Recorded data
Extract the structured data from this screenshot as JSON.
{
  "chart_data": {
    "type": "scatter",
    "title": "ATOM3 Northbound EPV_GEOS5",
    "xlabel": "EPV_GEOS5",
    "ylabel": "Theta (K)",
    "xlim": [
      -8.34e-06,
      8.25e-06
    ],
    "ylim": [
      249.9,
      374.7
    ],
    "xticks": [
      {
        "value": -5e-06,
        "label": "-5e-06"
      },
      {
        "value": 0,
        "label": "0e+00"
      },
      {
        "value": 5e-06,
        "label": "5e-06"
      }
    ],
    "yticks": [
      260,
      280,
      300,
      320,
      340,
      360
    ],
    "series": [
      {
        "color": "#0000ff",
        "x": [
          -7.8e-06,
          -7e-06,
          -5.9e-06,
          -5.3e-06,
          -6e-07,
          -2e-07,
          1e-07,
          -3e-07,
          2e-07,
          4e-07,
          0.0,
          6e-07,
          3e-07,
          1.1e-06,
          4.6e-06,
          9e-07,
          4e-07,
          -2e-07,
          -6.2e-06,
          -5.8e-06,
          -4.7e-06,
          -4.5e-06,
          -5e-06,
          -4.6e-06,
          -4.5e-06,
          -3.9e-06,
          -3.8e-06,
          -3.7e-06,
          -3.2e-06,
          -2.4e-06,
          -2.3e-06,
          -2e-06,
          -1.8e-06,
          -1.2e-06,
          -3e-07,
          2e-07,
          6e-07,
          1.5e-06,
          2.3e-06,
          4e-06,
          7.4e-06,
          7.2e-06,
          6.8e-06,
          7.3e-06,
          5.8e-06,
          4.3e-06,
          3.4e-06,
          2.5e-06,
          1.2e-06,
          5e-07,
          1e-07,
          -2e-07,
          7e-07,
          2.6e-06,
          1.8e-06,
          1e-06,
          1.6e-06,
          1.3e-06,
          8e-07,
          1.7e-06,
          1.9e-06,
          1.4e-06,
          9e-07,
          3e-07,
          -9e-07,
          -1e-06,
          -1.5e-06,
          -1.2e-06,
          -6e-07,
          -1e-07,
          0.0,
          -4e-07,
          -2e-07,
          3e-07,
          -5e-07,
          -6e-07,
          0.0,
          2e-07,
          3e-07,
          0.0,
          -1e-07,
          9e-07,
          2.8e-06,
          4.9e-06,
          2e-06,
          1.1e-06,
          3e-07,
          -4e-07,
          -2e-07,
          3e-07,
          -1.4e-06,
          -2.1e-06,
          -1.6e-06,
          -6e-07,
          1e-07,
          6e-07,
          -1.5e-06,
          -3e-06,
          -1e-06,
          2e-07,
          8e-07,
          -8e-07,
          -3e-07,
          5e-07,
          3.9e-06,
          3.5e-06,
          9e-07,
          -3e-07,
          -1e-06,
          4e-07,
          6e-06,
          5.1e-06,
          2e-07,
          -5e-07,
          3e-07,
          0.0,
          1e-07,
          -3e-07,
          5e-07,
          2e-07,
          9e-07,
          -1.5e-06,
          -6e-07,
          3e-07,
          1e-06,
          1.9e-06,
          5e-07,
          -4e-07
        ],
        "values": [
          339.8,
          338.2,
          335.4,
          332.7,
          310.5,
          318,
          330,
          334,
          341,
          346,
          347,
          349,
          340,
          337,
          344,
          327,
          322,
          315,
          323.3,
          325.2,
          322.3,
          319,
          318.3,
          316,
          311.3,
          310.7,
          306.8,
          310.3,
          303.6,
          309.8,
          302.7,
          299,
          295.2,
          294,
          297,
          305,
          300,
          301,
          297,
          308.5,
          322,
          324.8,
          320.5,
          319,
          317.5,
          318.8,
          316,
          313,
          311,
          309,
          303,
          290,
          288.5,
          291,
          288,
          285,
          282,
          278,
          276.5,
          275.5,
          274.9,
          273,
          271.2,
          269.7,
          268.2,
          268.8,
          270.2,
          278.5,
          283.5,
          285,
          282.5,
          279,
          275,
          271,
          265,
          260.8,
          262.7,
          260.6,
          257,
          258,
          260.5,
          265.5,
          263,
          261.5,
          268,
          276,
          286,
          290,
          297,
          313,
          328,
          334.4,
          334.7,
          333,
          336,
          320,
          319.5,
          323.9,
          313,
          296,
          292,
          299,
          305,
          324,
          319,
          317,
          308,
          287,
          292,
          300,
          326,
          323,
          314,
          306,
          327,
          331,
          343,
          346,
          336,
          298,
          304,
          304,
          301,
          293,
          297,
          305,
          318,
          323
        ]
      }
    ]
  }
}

Task description
Output the full listing without altering anything.

Written response
Extract the structured data from this screenshot as JSON.
{
  "chart_data": {
    "type": "scatter",
    "title": "ATOM3 Northbound EPV_GEOS5",
    "xlabel": "EPV_GEOS5",
    "ylabel": "Theta (K)",
    "xlim": [
      -8.34e-06,
      8.25e-06
    ],
    "ylim": [
      249.9,
      374.7
    ],
    "xticks": [
      {
        "value": -5e-06,
        "label": "-5e-06"
      },
      {
        "value": 0,
        "label": "0e+00"
      },
      {
        "value": 5e-06,
        "label": "5e-06"
      }
    ],
    "yticks": [
      260,
      280,
      300,
      320,
      340,
      360
    ],
    "series": [
      {
        "color": "#0000ff",
        "x": [
          -7.8e-06,
          -7e-06,
          -5.9e-06,
          -5.3e-06,
          -6e-07,
          -2e-07,
          1e-07,
          -3e-07,
          2e-07,
          4e-07,
          0.0,
          6e-07,
          3e-07,
          1.1e-06,
          4.6e-06,
          9e-07,
          4e-07,
          -2e-07,
          -6.2e-06,
          -5.8e-06,
          -4.7e-06,
          -4.5e-06,
          -5e-06,
          -4.6e-06,
          -4.5e-06,
          -3.9e-06,
          -3.8e-06,
          -3.7e-06,
          -3.2e-06,
          -2.4e-06,
          -2.3e-06,
          -2e-06,
          -1.8e-06,
          -1.2e-06,
          -3e-07,
          2e-07,
          6e-07,
          1.5e-06,
          2.3e-06,
          4e-06,
          7.4e-06,
          7.2e-06,
          6.8e-06,
          7.3e-06,
          5.8e-06,
          4.3e-06,
          3.4e-06,
          2.5e-06,
          1.2e-06,
          5e-07,
          1e-07,
          -2e-07,
          7e-07,
          2.6e-06,
          1.8e-06,
          1e-06,
          1.6e-06,
          1.3e-06,
          8e-07,
          1.7e-06,
          1.9e-06,
          1.4e-06,
          9e-07,
          3e-07,
          -9e-07,
          -1e-06,
          -1.5e-06,
          -1.2e-06,
          -6e-07,
          -1e-07,
          0.0,
          -4e-07,
          -2e-07,
          3e-07,
          -5e-07,
          -6e-07,
          0.0,
          2e-07,
          3e-07,
          0.0,
          -1e-07,
          9e-07,
          2.8e-06,
          4.9e-06,
          2e-06,
          1.1e-06,
          3e-07,
          -4e-07,
          -2e-07,
          3e-07,
          -1.4e-06,
          -2.1e-06,
          -1.6e-06,
          -6e-07,
          1e-07,
          6e-07,
          -1.5e-06,
          -3e-06,
          -1e-06,
          2e-07,
          8e-07,
          -8e-07,
          -3e-07,
          5e-07,
          3.9e-06,
          3.5e-06,
          9e-07,
          -3e-07,
          -1e-06,
          4e-07,
          6e-06,
          5.1e-06,
          2e-07,
          -5e-07,
          3e-07,
          0.0,
          1e-07,
          -3e-07,
          5e-07,
          2e-07,
          9e-07,
          -1.5e-06,
          -6e-07,
          3e-07,
          1e-06,
          1.9e-06,
          5e-07,
          -4e-07
        ],
        "values": [
          339.8,
          338.2,
          335.4,
          332.7,
          310.5,
          318,
          330,
          334,
          341,
          346,
          347,
          349,
          340,
          337,
          344,
          327,
          322,
          315,
          323.3,
          325.2,
          322.3,
          319,
          318.3,
          316,
          311.3,
          310.7,
          306.8,
          310.3,
          303.6,
          309.8,
          302.7,
          299,
          295.2,
          294,
          297,
          305,
          300,
          301,
          297,
          308.5,
          322,
          324.8,
          320.5,
          319,
          317.5,
          318.8,
          316,
          313,
          311,
          309,
          303,
          290,
          288.5,
          291,
          288,
          285,
          282,
          278,
          276.5,
          275.5,
          274.9,
          273,
          271.2,
          269.7,
          268.2,
          268.8,
          270.2,
          278.5,
          283.5,
          285,
          282.5,
          279,
          275,
          271,
          265,
          260.8,
          262.7,
          260.6,
          257,
          258,
          260.5,
          265.5,
          263,
          261.5,
          268,
          276,
          286,
          290,
          297,
          313,
          328,
          334.4,
          334.7,
          333,
          336,
          320,
          319.5,
          323.9,
          313,
          296,
          292,
          299,
          305,
          324,
          319,
          317,
          308,
          287,
          292,
          300,
          326,
          323,
          314,
          306,
          327,
          331,
          343,
          346,
          336,
          298,
          304,
          304,
          301,
          293,
          297,
          305,
          318,
          323
        ]
      }
    ]
  }
}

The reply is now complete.